Write down each entry again, exactly as it reads.

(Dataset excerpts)
»»
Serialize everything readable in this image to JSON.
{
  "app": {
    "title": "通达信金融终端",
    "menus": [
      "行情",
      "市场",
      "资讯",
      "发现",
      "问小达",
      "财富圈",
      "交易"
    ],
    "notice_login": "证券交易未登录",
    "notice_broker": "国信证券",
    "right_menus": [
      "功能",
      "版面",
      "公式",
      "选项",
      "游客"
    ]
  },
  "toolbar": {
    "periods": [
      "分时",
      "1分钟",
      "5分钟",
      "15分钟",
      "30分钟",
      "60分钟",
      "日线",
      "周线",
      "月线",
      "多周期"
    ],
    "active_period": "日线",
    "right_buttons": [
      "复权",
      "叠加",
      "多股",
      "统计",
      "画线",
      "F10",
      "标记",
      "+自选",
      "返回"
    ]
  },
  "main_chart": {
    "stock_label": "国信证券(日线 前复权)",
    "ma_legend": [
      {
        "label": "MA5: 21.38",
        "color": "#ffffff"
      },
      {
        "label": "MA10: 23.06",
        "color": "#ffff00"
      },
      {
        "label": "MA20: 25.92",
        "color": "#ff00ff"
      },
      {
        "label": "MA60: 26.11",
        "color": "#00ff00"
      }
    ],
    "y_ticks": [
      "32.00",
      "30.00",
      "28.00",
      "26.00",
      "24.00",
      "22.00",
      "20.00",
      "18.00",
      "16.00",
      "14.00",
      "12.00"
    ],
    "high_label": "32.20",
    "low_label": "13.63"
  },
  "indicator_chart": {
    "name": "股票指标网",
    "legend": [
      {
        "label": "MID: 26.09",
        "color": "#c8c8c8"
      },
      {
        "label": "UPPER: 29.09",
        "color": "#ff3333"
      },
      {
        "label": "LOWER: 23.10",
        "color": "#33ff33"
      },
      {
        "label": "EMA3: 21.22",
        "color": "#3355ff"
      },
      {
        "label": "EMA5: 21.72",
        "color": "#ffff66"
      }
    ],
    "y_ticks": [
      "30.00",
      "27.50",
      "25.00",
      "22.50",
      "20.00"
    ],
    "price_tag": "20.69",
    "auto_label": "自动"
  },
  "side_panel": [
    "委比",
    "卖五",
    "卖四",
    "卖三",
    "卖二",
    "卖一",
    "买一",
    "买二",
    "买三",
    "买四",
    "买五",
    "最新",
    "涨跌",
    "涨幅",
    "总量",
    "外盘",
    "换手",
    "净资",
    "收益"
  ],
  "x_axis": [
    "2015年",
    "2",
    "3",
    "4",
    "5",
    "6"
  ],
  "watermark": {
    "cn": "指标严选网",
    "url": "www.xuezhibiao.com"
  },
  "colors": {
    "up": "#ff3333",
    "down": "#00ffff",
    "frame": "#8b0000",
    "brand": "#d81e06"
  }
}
««
§ **Final result**
Serialize everything readable in this image to JSON.
{
  "app": {
    "title": "通达信金融终端",
    "menus": [
      "行情",
      "市场",
      "资讯",
      "发现",
      "问小达",
      "财富圈",
      "交易"
    ],
    "notice_login": "证券交易未登录",
    "notice_broker": "国信证券",
    "right_menus": [
      "功能",
      "版面",
      "公式",
      "选项",
      "游客"
    ]
  },
  "toolbar": {
    "periods": [
      "分时",
      "1分钟",
      "5分钟",
      "15分钟",
      "30分钟",
      "60分钟",
      "日线",
      "周线",
      "月线",
      "多周期"
    ],
    "active_period": "日线",
    "right_buttons": [
      "复权",
      "叠加",
      "多股",
      "统计",
      "画线",
      "F10",
      "标记",
      "+自选",
      "返回"
    ]
  },
  "main_chart": {
    "stock_label": "国信证券(日线 前复权)",
    "ma_legend": [
      {
        "label": "MA5: 21.38",
        "color": "#ffffff"
      },
      {
        "label": "MA10: 23.06",
        "color": "#ffff00"
      },
      {
        "label": "MA20: 25.92",
        "color": "#ff00ff"
      },
      {
        "label": "MA60: 26.11",
        "color": "#00ff00"
      }
    ],
    "y_ticks": [
      "32.00",
      "30.00",
      "28.00",
      "26.00",
      "24.00",
      "22.00",
      "20.00",
      "18.00",
      "16.00",
      "14.00",
      "12.00"
    ],
    "high_label": "32.20",
    "low_label": "13.63"
  },
  "indicator_chart": {
    "name": "股票指标网",
    "legend": [
      {
        "label": "MID: 26.09",
        "color": "#c8c8c8"
      },
      {
        "label": "UPPER: 29.09",
        "color": "#ff3333"
      },
      {
        "label": "LOWER: 23.10",
        "color": "#33ff33"
      },
      {
        "label": "EMA3: 21.22",
        "color": "#3355ff"
      },
      {
        "label": "EMA5: 21.72",
        "color": "#ffff66"
      }
    ],
    "y_ticks": [
      "30.00",
      "27.50",
      "25.00",
      "22.50",
      "20.00"
    ],
    "price_tag": "20.69",
    "auto_label": "自动"
  },
  "side_panel": [
    "委比",
    "卖五",
    "卖四",
    "卖三",
    "卖二",
    "卖一",
    "买一",
    "买二",
    "买三",
    "买四",
    "买五",
    "最新",
    "涨跌",
    "涨幅",
    "总量",
    "外盘",
    "换手",
    "净资",
    "收益"
  ],
  "x_axis": [
    "2015年",
    "2",
    "3",
    "4",
    "5",
    "6"
  ],
  "watermark": {
    "cn": "指标严选网",
    "url": "www.xuezhibiao.com"
  },
  "colors": {
    "up": "#ff3333",
    "down": "#00ffff",
    "frame": "#8b0000",
    "brand": "#d81e06"
  }
}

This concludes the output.